**WHAT TO WORK ON:**
From the entries that follow, gather each line holding the word "Other".

**GIVEN RECORDS:**
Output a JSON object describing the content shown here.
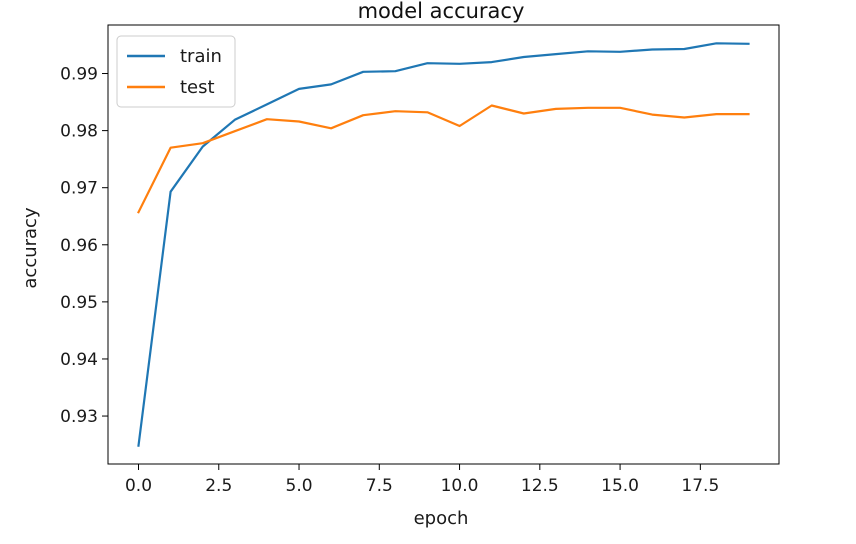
{
  "chart_data": {
    "type": "line",
    "title": "model accuracy",
    "xlabel": "epoch",
    "ylabel": "accuracy",
    "x": [
      0,
      1,
      2,
      3,
      4,
      5,
      6,
      7,
      8,
      9,
      10,
      11,
      12,
      13,
      14,
      15,
      16,
      17,
      18,
      19
    ],
    "xlim": [
      -0.95,
      19.95
    ],
    "ylim": [
      0.9216,
      0.9985
    ],
    "xticks": [
      0.0,
      2.5,
      5.0,
      7.5,
      10.0,
      12.5,
      15.0,
      17.5
    ],
    "xtick_labels": [
      "0.0",
      "2.5",
      "5.0",
      "7.5",
      "10.0",
      "12.5",
      "15.0",
      "17.5"
    ],
    "yticks": [
      0.93,
      0.94,
      0.95,
      0.96,
      0.97,
      0.98,
      0.99
    ],
    "ytick_labels": [
      "0.93",
      "0.94",
      "0.95",
      "0.96",
      "0.97",
      "0.98",
      "0.99"
    ],
    "grid": false,
    "legend_position": "upper-left",
    "series": [
      {
        "name": "train",
        "color": "#1f77b4",
        "values": [
          0.9248,
          0.9693,
          0.9772,
          0.9819,
          0.9846,
          0.9873,
          0.9881,
          0.9903,
          0.9904,
          0.9918,
          0.9917,
          0.992,
          0.9929,
          0.9934,
          0.9939,
          0.9938,
          0.9942,
          0.9943,
          0.9953,
          0.9952
        ]
      },
      {
        "name": "test",
        "color": "#ff7f0e",
        "values": [
          0.9657,
          0.977,
          0.9778,
          0.9799,
          0.982,
          0.9816,
          0.9804,
          0.9827,
          0.9834,
          0.9832,
          0.9808,
          0.9844,
          0.983,
          0.9838,
          0.984,
          0.984,
          0.9828,
          0.9823,
          0.9829,
          0.9829
        ]
      }
    ]
  }
}
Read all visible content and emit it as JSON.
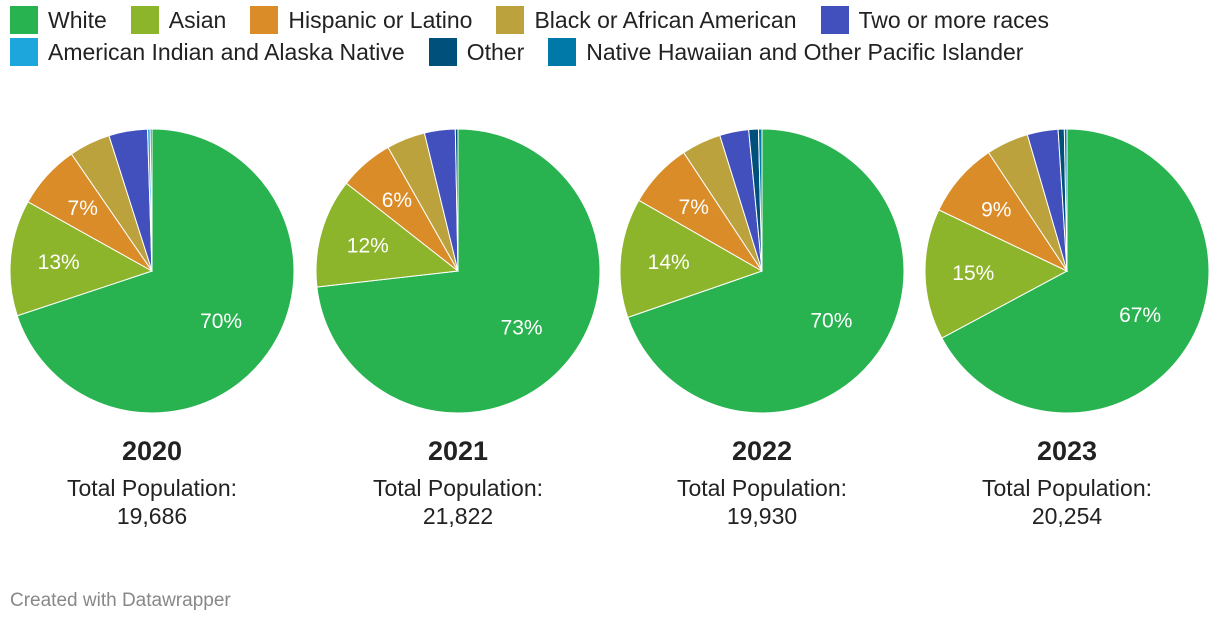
{
  "chart_data": {
    "type": "pie",
    "title": "",
    "legend": [
      "White",
      "Asian",
      "Hispanic or Latino",
      "Black or African American",
      "Two or more races",
      "American Indian and Alaska Native",
      "Other",
      "Native Hawaiian and Other Pacific Islander"
    ],
    "colors": [
      "#28b350",
      "#8db52b",
      "#d98c28",
      "#bba23d",
      "#4250be",
      "#1da6dc",
      "#00507c",
      "#0078a8"
    ],
    "charts": [
      {
        "year": "2020",
        "caption": "Total Population:",
        "total": "19,686",
        "values": [
          69.9,
          13.2,
          7.3,
          4.7,
          4.4,
          0.3,
          0.2,
          0.0
        ],
        "labels": [
          "70%",
          "13%",
          "7%",
          "",
          "",
          "",
          "",
          ""
        ]
      },
      {
        "year": "2021",
        "caption": "Total Population:",
        "total": "21,822",
        "values": [
          73.2,
          12.4,
          6.2,
          4.4,
          3.5,
          0.0,
          0.3,
          0.0
        ],
        "labels": [
          "73%",
          "12%",
          "6%",
          "",
          "",
          "",
          "",
          ""
        ]
      },
      {
        "year": "2022",
        "caption": "Total Population:",
        "total": "19,930",
        "values": [
          69.7,
          13.6,
          7.4,
          4.5,
          3.3,
          0.0,
          1.1,
          0.4
        ],
        "labels": [
          "70%",
          "14%",
          "7%",
          "",
          "",
          "",
          "",
          ""
        ]
      },
      {
        "year": "2023",
        "caption": "Total Population:",
        "total": "20,254",
        "values": [
          67.1,
          14.9,
          8.6,
          4.8,
          3.5,
          0.0,
          0.7,
          0.3
        ],
        "labels": [
          "67%",
          "15%",
          "9%",
          "",
          "",
          "",
          "",
          ""
        ]
      }
    ]
  },
  "footer": {
    "credit": "Created with Datawrapper"
  }
}
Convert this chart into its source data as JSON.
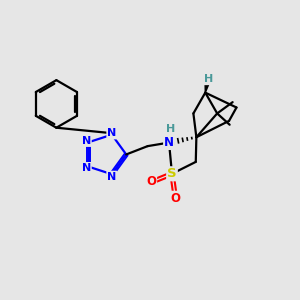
{
  "background_color": "#e6e6e6",
  "atom_colors": {
    "N": "#0000ff",
    "S": "#cccc00",
    "O": "#ff0000",
    "C": "#000000",
    "H": "#4a9999"
  },
  "bond_color": "#000000",
  "figsize": [
    3.0,
    3.0
  ],
  "dpi": 100
}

**RESPONSE BELOW:**
      "Other",
      "Native Hawaiian and Other Pacific Islander"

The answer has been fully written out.